In the entries that follow, find the word "review" and report each line it is on.

───── Exercise data

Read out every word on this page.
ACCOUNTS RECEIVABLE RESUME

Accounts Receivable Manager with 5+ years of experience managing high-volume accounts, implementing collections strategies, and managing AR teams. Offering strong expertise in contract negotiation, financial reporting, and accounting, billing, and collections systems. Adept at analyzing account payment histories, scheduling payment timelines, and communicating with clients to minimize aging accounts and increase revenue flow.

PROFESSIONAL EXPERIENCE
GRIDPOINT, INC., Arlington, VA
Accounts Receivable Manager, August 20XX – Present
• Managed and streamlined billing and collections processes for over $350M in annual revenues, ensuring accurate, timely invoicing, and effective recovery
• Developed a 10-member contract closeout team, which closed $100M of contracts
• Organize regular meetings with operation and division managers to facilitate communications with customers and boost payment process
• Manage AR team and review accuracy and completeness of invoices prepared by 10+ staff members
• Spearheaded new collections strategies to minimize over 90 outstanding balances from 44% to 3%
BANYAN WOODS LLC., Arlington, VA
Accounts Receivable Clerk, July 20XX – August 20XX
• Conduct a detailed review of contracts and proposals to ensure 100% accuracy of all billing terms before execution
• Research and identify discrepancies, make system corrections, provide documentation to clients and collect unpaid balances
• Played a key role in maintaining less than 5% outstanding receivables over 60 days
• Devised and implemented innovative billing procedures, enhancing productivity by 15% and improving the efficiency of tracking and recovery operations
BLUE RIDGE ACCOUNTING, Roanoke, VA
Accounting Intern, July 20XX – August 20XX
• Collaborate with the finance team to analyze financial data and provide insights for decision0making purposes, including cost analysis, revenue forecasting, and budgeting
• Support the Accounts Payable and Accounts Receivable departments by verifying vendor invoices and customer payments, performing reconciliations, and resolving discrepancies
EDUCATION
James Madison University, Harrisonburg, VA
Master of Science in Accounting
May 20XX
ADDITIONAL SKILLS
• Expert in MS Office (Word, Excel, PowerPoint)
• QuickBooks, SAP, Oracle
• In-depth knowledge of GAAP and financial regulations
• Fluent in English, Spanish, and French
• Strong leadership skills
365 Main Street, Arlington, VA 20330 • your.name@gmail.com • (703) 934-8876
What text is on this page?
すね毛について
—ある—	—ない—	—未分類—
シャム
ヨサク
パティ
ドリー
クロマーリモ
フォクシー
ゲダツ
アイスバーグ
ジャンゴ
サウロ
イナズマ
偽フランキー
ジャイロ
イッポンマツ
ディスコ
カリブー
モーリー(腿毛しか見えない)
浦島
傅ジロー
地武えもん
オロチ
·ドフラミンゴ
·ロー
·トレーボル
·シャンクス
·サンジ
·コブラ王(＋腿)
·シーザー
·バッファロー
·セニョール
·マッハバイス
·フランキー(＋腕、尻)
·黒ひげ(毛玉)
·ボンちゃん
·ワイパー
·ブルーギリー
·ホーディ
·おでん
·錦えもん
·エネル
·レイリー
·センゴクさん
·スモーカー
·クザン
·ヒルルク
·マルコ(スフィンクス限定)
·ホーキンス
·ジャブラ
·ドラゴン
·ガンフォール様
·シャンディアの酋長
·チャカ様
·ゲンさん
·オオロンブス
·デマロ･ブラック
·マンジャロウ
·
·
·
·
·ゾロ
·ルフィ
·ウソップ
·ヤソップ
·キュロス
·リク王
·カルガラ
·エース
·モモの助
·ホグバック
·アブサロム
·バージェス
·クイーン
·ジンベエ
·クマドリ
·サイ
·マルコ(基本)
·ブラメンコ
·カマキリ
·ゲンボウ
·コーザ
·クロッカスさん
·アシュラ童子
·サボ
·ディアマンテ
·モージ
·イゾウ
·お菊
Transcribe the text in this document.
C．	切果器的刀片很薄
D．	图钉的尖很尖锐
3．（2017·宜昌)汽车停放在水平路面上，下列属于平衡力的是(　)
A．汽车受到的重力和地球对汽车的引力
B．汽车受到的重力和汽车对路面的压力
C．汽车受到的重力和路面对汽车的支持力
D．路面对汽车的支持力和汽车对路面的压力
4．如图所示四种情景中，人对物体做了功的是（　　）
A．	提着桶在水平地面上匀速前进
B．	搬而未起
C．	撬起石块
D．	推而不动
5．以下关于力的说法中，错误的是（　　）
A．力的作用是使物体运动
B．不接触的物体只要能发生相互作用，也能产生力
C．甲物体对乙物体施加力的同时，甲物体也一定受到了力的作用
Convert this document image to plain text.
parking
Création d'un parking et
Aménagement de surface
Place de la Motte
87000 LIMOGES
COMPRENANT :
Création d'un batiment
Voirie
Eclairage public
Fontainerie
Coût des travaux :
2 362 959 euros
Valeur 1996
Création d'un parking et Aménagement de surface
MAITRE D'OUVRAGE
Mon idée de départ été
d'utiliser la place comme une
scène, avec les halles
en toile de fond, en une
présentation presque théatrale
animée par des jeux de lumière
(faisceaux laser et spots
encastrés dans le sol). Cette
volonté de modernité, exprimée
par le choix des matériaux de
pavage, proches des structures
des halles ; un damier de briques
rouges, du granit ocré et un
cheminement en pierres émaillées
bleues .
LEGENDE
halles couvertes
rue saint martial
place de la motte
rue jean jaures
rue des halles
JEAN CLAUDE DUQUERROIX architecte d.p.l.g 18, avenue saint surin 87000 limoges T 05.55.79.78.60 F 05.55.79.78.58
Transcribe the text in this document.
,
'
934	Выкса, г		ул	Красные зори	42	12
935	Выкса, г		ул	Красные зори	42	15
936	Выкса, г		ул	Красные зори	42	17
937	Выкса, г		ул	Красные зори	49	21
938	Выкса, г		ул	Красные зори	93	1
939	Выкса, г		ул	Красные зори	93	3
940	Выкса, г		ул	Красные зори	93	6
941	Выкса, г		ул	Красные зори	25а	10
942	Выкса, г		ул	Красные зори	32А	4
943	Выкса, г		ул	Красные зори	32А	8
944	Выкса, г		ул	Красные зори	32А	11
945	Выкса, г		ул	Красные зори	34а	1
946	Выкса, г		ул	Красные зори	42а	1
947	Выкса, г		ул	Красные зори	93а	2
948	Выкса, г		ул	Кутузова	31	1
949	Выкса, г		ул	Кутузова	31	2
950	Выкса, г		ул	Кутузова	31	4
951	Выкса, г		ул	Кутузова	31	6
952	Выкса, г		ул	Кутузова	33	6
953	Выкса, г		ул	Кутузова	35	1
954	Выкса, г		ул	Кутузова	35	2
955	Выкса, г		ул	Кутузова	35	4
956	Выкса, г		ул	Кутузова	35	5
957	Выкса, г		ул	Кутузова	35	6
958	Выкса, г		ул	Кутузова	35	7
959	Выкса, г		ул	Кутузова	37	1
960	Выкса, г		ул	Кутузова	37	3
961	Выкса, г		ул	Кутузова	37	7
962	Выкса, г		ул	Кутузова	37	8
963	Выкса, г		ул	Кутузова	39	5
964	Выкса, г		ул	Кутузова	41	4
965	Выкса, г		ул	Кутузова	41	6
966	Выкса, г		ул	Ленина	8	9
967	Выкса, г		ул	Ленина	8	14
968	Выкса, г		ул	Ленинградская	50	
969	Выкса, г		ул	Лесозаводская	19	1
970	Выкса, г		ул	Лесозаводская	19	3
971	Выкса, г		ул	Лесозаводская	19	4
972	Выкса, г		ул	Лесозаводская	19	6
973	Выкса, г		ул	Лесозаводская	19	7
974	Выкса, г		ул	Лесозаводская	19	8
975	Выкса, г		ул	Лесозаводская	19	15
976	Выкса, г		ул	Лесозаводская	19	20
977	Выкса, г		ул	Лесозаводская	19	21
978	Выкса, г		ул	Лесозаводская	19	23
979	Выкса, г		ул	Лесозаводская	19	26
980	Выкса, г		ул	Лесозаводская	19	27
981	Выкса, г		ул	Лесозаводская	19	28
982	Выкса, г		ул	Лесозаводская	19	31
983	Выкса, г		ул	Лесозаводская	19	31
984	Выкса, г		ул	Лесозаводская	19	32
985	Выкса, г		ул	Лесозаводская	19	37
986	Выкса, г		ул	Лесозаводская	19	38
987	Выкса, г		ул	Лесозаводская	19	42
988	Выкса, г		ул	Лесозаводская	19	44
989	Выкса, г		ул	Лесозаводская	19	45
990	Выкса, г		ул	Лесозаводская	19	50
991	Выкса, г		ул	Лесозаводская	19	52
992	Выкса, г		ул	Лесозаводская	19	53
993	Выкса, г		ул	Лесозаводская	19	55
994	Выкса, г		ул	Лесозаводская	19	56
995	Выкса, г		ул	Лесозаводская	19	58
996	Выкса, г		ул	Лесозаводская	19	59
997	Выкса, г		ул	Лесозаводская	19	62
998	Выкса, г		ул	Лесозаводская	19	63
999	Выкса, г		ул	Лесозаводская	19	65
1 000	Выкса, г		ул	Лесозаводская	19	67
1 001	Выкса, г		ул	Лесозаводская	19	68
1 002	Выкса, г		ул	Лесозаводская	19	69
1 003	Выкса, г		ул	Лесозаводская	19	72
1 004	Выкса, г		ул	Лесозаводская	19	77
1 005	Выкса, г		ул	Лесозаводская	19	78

──────────

◆ Expected output ◆
• Manage AR team and review accuracy and completeness of invoices prepared by 10+ staff members
• Conduct a detailed review of contracts and proposals to ensure 100% accuracy of all billing terms before execution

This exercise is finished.